Exercise goal: How many lines in the listing below include the word "оптимальная"? Answer with the number and nothing else.

Items from a figure collection:
━━━━━━━━━━

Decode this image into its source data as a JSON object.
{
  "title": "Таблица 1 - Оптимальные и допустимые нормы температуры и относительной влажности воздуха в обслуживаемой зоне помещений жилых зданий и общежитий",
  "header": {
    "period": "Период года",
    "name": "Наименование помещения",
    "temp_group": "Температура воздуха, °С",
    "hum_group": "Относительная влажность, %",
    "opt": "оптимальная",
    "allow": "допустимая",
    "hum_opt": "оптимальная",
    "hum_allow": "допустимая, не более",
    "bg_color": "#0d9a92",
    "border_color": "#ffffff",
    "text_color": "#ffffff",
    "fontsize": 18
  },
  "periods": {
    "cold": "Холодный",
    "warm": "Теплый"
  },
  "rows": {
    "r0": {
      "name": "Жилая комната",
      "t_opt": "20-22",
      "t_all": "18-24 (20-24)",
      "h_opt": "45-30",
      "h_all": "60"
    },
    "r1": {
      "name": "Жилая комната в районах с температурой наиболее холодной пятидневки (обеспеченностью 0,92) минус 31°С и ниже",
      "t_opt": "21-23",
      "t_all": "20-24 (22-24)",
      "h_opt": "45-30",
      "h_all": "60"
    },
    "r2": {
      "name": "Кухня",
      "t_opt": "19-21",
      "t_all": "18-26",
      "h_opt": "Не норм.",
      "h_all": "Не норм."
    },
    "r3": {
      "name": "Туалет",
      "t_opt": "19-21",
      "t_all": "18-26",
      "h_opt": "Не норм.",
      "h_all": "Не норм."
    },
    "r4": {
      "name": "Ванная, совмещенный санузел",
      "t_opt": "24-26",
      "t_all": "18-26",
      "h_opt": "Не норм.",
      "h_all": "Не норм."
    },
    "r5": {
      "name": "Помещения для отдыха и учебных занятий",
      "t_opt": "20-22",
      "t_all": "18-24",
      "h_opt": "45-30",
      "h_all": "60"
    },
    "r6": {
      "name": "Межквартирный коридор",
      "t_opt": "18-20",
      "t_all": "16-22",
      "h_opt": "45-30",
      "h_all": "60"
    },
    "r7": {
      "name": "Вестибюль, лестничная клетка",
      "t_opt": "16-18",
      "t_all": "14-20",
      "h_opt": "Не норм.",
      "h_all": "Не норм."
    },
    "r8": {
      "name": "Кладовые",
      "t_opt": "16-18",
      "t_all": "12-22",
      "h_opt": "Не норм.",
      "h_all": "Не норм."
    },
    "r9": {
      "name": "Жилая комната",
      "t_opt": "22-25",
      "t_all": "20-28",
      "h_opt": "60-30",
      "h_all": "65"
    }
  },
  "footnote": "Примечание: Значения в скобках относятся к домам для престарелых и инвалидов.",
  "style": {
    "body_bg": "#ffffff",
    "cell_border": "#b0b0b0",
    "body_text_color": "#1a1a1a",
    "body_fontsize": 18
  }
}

━━━━━━━━━━

Exercise solution: 2